Figure content listings:
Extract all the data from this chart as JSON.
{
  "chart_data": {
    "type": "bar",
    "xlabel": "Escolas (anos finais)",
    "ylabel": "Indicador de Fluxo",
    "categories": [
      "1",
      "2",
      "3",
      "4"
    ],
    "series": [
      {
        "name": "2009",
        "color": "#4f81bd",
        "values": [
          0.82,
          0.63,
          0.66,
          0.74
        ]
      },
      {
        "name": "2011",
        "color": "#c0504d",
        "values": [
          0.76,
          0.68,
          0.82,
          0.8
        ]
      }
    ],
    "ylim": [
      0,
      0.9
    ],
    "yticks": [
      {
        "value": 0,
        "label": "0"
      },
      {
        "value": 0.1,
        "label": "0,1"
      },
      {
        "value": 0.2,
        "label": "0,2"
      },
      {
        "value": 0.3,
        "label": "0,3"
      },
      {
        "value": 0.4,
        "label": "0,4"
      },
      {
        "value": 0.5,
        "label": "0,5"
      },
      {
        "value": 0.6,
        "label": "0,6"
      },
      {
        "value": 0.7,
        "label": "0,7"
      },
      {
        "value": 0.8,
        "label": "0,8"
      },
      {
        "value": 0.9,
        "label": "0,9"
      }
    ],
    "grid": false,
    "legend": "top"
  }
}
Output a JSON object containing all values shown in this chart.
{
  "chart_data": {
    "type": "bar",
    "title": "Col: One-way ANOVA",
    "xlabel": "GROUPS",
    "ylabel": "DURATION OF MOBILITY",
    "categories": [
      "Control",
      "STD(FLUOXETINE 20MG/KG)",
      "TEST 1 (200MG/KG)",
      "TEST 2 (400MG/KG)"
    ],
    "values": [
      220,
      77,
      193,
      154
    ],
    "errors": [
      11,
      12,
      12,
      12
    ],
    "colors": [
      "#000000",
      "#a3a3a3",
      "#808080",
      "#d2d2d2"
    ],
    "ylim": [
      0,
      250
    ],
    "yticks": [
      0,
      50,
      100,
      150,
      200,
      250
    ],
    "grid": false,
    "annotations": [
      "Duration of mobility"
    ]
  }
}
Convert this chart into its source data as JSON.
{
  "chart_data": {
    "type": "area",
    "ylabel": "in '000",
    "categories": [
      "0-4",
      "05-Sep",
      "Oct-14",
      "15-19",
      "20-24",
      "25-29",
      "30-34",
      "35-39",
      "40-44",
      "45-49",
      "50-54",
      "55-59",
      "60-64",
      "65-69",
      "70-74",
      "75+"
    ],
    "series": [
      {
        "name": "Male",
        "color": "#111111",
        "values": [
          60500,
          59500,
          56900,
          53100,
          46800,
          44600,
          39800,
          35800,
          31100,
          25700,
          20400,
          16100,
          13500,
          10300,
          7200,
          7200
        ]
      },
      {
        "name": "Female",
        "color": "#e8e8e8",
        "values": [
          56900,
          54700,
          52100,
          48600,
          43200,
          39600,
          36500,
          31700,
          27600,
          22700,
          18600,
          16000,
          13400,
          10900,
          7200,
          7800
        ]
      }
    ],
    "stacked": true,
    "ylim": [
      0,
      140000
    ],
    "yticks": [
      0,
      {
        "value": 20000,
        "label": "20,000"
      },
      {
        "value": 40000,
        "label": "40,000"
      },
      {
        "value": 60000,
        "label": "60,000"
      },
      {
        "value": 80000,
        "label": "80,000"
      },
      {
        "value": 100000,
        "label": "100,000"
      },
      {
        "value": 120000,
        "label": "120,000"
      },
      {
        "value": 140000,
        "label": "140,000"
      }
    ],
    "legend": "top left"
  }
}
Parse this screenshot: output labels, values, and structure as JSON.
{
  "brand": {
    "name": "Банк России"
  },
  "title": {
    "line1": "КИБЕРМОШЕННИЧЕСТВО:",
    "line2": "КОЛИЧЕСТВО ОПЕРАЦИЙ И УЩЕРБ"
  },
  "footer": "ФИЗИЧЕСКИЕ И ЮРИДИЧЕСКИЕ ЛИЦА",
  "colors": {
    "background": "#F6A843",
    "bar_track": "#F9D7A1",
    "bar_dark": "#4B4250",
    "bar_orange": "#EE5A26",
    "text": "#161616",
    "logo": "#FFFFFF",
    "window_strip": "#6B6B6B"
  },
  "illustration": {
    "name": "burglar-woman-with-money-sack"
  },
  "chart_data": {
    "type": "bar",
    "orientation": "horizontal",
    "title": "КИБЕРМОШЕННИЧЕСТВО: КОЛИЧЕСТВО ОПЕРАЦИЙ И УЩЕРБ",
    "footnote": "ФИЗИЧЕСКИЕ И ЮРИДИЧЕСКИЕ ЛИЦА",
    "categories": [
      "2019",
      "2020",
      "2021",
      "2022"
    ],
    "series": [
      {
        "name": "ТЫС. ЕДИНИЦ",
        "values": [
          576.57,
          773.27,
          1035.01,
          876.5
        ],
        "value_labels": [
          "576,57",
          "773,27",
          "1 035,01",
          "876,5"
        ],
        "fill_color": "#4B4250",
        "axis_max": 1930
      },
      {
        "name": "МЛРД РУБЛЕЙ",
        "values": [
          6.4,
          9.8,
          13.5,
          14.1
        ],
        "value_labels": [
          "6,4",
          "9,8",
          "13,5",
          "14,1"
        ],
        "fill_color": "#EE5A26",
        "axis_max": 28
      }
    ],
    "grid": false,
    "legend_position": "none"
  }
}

§ **WHAT THE EXERCISE ASKS**: The answer must consist solely of the number of lines in the entries that contain the word "УЩЕРБ".

§ **EXERCISE RESULT**: 2